» **PROBLEM TO WORK ON**: Locate the lines where "XPCS" occurs and copy them as they stand.

» **DATA SHOWN**:

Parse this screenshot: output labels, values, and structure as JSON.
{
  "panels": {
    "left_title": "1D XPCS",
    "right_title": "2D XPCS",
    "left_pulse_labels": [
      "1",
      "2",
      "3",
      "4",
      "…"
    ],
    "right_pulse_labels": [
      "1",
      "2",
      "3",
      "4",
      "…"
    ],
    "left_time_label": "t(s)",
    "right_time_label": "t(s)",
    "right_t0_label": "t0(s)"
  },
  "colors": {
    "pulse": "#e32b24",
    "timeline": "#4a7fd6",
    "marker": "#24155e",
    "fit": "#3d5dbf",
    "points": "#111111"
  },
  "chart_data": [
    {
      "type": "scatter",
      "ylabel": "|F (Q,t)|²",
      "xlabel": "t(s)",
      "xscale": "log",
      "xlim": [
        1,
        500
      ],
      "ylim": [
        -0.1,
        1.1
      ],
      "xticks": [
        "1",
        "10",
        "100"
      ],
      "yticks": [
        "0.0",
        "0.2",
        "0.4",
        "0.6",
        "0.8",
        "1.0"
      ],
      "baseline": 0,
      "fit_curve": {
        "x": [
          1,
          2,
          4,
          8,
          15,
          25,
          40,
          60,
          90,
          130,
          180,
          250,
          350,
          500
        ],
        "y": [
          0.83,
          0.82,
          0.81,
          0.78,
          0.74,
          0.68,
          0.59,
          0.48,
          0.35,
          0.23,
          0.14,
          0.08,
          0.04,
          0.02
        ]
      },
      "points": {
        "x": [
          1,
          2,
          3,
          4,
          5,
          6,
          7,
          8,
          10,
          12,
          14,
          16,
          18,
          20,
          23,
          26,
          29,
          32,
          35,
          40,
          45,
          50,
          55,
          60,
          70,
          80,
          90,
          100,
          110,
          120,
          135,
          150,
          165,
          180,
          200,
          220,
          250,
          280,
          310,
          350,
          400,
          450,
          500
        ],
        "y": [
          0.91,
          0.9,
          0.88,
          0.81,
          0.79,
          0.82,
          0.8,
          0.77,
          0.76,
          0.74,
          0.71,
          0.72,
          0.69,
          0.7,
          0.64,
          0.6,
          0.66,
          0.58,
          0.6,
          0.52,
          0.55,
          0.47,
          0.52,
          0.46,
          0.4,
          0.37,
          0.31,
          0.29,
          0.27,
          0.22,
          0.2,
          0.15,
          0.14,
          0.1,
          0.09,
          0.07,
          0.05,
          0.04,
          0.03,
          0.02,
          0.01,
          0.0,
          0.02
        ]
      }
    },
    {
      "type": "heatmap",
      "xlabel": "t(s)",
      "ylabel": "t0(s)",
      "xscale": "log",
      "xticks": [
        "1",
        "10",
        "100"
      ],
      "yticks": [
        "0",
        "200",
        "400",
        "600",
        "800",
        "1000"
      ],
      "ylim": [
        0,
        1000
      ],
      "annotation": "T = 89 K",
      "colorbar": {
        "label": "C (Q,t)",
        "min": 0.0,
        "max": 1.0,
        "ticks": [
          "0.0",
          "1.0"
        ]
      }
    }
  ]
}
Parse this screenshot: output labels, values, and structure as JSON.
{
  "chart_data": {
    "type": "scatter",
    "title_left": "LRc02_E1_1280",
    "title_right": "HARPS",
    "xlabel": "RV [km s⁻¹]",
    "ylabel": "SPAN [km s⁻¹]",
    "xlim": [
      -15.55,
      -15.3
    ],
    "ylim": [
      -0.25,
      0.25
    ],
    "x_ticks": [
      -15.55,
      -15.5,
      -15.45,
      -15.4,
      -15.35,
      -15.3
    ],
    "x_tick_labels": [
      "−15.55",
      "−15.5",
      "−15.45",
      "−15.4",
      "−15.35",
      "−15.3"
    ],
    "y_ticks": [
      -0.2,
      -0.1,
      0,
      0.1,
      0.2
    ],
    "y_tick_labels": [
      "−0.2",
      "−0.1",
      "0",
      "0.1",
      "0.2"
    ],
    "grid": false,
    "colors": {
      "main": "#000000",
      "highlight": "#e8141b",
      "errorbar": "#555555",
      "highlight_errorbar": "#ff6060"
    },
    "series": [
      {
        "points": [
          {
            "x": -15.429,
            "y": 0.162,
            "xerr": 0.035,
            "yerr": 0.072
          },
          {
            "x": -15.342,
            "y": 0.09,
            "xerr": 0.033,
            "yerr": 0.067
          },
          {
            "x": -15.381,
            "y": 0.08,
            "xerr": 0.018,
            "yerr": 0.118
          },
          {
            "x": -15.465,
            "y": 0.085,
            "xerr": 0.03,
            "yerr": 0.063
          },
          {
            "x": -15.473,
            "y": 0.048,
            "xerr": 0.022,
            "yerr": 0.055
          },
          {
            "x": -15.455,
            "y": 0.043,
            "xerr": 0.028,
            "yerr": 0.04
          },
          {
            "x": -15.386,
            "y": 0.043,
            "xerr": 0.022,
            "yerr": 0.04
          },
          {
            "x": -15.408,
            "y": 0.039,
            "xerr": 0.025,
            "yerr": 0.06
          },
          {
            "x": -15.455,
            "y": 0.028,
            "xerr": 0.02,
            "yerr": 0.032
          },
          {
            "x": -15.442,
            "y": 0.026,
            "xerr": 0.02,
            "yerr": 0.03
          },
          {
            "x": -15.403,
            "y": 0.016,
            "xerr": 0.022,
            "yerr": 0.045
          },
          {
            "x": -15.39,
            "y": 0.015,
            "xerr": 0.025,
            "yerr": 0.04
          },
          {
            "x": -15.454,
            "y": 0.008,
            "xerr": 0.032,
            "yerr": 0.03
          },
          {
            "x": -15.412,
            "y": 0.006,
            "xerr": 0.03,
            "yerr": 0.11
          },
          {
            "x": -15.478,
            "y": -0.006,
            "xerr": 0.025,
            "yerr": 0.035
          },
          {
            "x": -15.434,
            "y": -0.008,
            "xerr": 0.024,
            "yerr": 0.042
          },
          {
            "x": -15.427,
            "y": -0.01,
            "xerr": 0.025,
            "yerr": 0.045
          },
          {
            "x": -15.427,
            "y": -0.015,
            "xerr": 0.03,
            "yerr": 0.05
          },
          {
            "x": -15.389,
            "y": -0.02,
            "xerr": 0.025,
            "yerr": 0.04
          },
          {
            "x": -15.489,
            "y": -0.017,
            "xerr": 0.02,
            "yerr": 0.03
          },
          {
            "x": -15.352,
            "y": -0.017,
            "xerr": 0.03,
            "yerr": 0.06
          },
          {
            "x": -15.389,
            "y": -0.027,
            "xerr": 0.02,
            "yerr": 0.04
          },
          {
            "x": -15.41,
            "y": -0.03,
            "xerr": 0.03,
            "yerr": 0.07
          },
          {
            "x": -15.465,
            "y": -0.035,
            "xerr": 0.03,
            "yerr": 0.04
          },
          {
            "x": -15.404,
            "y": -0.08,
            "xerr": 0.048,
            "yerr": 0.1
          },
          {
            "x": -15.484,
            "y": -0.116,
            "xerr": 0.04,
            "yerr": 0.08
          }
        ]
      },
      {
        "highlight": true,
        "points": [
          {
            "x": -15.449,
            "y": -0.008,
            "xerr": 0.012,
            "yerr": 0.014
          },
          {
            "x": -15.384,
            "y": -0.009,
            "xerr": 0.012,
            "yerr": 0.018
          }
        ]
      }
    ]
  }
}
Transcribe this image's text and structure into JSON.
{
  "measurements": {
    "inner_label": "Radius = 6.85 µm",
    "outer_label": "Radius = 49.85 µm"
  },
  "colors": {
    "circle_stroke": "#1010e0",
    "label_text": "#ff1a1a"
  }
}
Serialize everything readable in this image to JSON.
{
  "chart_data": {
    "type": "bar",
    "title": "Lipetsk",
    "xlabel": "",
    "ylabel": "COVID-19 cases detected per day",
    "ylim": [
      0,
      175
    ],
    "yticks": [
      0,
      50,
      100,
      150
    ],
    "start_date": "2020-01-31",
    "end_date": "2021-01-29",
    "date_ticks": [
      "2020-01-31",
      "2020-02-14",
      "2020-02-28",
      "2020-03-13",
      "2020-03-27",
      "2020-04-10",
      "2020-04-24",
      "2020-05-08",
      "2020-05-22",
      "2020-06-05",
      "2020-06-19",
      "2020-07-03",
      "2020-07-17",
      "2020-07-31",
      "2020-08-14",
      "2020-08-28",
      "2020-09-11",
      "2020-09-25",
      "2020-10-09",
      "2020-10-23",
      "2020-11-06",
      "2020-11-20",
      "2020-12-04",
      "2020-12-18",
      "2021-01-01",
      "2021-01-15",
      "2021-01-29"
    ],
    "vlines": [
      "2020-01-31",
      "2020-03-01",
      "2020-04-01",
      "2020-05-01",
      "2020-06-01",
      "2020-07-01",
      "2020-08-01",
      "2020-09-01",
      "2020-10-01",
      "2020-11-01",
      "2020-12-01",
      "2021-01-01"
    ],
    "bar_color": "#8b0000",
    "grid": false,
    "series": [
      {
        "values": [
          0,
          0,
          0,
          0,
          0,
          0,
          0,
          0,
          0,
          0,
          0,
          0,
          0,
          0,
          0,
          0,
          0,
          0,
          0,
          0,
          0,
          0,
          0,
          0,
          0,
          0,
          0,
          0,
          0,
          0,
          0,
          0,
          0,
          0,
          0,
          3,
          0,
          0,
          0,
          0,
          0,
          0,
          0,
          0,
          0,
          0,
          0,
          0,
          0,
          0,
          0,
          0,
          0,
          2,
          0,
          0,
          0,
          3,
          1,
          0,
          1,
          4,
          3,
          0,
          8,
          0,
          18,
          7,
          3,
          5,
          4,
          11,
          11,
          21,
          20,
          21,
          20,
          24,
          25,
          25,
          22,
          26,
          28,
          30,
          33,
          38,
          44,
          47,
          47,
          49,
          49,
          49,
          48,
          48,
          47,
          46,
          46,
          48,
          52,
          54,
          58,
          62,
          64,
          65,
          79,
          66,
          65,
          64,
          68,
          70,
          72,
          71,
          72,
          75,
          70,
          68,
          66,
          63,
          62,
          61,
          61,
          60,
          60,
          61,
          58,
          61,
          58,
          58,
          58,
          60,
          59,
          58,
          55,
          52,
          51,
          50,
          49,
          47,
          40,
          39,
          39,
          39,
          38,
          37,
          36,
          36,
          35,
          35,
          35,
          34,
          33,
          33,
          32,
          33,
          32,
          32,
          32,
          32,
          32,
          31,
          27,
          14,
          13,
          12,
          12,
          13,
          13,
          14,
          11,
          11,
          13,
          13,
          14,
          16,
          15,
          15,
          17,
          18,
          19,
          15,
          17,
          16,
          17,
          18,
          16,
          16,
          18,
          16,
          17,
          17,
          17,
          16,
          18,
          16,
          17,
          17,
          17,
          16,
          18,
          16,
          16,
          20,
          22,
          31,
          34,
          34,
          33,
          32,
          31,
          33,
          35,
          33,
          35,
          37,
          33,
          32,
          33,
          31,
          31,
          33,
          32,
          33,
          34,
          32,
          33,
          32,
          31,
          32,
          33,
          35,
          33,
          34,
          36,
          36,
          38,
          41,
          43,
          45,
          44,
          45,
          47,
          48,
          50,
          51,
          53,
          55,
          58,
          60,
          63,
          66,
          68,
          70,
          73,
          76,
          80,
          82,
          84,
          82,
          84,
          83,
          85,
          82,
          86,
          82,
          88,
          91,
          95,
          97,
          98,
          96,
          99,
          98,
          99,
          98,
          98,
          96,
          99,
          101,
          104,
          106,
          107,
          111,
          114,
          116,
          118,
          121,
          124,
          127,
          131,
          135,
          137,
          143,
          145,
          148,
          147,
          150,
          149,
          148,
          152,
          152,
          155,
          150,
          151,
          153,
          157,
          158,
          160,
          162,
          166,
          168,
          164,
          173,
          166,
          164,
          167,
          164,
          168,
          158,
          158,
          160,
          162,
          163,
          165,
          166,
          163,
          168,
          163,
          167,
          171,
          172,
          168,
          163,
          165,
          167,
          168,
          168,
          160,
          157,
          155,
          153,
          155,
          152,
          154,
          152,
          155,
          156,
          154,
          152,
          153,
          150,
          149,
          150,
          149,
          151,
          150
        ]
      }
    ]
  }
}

» **RESULT FOR THIS TASK**:
    "left_title": "1D XPCS",
    "right_title": "2D XPCS",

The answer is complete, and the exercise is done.